═════ EXCERPTED DATA

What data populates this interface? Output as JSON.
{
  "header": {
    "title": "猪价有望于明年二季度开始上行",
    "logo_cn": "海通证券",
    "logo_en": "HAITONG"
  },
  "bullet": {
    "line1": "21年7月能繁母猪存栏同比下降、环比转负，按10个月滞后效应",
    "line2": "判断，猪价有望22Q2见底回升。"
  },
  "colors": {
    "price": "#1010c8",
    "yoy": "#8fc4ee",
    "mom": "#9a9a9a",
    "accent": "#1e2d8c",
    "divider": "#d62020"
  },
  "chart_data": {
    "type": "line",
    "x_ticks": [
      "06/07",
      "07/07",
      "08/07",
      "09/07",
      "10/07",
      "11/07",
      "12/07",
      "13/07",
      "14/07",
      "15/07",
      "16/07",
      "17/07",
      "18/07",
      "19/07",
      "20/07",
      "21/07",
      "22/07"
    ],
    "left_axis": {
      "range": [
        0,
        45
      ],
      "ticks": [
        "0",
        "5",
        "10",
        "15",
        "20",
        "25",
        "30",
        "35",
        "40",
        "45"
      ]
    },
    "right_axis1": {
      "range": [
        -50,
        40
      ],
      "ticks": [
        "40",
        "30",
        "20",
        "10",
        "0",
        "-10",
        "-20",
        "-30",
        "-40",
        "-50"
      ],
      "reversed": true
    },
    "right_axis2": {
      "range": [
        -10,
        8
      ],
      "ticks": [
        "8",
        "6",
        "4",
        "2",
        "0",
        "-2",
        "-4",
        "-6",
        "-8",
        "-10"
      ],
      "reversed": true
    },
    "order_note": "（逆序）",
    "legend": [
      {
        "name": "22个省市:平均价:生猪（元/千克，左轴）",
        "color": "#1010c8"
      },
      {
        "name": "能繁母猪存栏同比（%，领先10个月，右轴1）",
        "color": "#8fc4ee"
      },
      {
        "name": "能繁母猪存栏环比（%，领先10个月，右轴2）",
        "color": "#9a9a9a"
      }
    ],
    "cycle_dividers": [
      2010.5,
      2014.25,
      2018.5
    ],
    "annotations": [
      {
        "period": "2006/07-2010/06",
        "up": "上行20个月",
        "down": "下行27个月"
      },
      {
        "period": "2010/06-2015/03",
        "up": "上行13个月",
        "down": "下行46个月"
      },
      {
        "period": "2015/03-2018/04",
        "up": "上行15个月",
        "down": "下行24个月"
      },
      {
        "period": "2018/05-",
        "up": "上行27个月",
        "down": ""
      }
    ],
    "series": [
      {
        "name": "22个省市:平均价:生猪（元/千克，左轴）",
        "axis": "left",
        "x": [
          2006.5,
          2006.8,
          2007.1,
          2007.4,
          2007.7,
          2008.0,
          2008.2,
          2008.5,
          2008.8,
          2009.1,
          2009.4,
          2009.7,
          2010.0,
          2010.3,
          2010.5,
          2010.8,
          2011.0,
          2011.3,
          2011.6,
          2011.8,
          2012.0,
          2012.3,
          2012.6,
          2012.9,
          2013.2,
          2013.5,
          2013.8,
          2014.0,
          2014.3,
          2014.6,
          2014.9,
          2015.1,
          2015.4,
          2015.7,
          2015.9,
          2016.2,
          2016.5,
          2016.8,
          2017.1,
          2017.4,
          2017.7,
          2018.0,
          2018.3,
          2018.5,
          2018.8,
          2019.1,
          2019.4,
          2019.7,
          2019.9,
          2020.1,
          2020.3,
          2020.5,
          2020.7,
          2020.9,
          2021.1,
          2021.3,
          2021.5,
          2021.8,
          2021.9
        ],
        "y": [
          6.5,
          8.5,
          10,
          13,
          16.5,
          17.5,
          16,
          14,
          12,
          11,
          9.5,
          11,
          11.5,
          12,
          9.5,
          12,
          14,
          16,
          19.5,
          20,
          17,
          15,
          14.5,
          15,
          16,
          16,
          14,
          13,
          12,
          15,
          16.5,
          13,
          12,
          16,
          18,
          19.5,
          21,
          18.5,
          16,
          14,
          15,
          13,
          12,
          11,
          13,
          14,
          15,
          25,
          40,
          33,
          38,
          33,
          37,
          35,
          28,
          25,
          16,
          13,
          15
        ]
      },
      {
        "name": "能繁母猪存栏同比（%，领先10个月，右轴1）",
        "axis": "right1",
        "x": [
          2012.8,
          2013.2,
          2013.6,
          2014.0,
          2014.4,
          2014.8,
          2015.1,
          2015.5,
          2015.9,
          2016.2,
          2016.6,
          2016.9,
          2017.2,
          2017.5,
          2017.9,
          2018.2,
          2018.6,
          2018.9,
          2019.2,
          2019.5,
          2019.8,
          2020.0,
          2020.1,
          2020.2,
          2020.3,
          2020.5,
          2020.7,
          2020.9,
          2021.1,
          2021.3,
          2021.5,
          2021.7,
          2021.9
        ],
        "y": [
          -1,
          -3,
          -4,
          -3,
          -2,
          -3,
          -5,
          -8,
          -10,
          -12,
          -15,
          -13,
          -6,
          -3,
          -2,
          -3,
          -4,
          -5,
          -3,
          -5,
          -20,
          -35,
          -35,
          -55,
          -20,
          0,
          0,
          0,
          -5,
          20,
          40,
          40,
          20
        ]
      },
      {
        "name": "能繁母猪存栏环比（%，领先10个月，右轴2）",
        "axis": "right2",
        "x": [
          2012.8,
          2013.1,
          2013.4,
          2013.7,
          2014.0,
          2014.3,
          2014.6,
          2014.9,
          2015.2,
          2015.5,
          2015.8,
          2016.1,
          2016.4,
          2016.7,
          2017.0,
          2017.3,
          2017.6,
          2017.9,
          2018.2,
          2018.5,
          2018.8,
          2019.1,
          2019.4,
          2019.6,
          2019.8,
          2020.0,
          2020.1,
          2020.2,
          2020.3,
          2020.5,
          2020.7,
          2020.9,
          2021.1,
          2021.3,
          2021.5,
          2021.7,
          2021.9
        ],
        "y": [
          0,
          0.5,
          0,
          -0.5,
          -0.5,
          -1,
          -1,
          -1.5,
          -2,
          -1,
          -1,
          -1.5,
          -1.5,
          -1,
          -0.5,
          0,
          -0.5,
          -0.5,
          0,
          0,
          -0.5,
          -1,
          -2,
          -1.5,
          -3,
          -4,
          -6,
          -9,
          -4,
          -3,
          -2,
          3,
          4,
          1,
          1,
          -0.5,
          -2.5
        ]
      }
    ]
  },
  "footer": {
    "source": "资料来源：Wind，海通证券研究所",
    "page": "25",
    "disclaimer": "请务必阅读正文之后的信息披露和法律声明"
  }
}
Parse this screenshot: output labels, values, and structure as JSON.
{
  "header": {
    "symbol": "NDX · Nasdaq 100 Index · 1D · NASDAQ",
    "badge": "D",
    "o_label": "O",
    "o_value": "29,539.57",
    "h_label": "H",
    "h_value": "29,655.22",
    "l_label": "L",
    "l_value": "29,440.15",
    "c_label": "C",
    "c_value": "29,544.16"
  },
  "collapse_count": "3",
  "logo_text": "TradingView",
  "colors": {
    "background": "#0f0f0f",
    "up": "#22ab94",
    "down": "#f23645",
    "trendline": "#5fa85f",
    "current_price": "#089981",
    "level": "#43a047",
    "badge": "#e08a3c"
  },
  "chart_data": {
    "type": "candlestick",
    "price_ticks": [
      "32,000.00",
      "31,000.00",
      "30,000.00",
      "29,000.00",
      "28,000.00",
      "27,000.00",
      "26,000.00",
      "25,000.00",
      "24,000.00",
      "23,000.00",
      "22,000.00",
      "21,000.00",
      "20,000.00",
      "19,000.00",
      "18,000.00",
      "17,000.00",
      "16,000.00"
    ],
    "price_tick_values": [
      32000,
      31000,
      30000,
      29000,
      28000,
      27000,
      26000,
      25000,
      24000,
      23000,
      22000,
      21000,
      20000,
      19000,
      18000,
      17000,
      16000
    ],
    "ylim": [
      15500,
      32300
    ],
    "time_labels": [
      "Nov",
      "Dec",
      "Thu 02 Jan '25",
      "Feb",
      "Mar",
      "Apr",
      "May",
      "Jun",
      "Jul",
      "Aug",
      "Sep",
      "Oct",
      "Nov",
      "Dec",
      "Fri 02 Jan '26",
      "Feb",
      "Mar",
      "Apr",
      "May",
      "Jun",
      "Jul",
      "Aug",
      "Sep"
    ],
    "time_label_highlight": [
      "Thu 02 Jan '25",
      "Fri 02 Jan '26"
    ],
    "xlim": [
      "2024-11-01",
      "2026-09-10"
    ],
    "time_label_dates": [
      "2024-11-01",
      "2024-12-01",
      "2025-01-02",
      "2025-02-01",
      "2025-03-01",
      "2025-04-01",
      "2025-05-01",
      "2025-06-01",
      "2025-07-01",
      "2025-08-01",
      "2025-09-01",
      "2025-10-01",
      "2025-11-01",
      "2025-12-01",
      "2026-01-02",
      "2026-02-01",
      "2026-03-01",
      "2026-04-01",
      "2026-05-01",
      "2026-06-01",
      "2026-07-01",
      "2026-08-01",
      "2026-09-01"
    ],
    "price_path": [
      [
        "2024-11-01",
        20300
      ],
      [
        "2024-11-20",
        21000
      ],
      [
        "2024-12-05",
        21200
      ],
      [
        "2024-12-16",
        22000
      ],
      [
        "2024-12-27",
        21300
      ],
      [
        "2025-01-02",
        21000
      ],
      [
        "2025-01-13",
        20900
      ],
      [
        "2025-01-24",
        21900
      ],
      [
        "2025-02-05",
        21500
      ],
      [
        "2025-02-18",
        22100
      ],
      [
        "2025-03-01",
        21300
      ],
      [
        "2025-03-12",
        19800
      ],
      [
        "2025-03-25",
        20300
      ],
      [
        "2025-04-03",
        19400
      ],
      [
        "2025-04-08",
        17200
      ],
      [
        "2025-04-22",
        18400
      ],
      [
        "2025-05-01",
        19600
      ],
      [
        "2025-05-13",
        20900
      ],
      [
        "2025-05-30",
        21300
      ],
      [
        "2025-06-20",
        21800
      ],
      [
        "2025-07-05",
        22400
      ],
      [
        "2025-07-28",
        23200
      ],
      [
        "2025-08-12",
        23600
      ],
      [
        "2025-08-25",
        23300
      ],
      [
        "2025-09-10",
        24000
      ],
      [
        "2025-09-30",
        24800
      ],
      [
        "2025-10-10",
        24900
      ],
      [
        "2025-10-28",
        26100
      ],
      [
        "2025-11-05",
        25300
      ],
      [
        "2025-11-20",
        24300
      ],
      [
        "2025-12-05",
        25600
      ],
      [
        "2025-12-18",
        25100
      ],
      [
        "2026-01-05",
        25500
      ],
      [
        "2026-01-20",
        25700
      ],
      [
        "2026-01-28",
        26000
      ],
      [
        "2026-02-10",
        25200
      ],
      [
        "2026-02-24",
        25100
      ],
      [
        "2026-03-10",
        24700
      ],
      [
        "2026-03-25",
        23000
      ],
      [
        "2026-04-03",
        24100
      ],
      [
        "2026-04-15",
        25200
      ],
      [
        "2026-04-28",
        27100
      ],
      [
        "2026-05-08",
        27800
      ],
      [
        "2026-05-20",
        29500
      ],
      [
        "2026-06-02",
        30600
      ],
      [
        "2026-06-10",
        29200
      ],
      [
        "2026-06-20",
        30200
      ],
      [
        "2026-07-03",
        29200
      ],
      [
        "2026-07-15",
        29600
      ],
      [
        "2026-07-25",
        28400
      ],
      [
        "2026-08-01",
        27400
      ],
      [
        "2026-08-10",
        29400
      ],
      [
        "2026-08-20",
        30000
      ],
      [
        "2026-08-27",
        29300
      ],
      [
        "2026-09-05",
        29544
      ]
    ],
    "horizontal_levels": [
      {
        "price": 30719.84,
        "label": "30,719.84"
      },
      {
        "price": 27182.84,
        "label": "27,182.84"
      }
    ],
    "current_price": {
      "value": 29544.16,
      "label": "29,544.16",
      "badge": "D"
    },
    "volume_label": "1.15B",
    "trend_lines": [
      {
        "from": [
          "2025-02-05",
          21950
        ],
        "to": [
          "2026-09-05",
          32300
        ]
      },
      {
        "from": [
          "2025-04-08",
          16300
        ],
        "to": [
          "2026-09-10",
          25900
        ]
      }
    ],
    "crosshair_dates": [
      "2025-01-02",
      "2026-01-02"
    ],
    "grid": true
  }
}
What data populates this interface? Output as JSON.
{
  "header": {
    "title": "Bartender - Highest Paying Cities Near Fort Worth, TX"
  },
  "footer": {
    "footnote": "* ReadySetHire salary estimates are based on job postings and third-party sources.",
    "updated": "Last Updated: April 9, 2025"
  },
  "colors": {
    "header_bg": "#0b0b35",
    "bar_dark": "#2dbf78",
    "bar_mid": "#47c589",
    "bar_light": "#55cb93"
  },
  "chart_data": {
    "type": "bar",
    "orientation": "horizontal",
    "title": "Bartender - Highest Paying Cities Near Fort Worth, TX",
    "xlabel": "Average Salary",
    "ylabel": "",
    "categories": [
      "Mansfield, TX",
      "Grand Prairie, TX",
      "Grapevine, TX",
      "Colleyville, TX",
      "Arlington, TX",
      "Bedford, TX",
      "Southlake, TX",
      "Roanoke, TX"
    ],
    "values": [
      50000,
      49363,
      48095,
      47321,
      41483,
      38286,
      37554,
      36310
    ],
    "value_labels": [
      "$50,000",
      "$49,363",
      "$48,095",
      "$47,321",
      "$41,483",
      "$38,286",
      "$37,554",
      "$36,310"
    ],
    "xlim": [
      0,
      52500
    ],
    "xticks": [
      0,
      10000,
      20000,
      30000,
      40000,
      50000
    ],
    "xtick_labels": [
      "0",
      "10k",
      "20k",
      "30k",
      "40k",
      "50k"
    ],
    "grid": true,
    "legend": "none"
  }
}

══════════

# [EXERCISE GOAL]
Look through the data and gather every line with the string "Highest" in it.

# [EXERCISE OUTPUT]
    "title": "Bartender - Highest Paying Cities Near Fort Worth, TX"
    "title": "Bartender - Highest Paying Cities Near Fort Worth, TX",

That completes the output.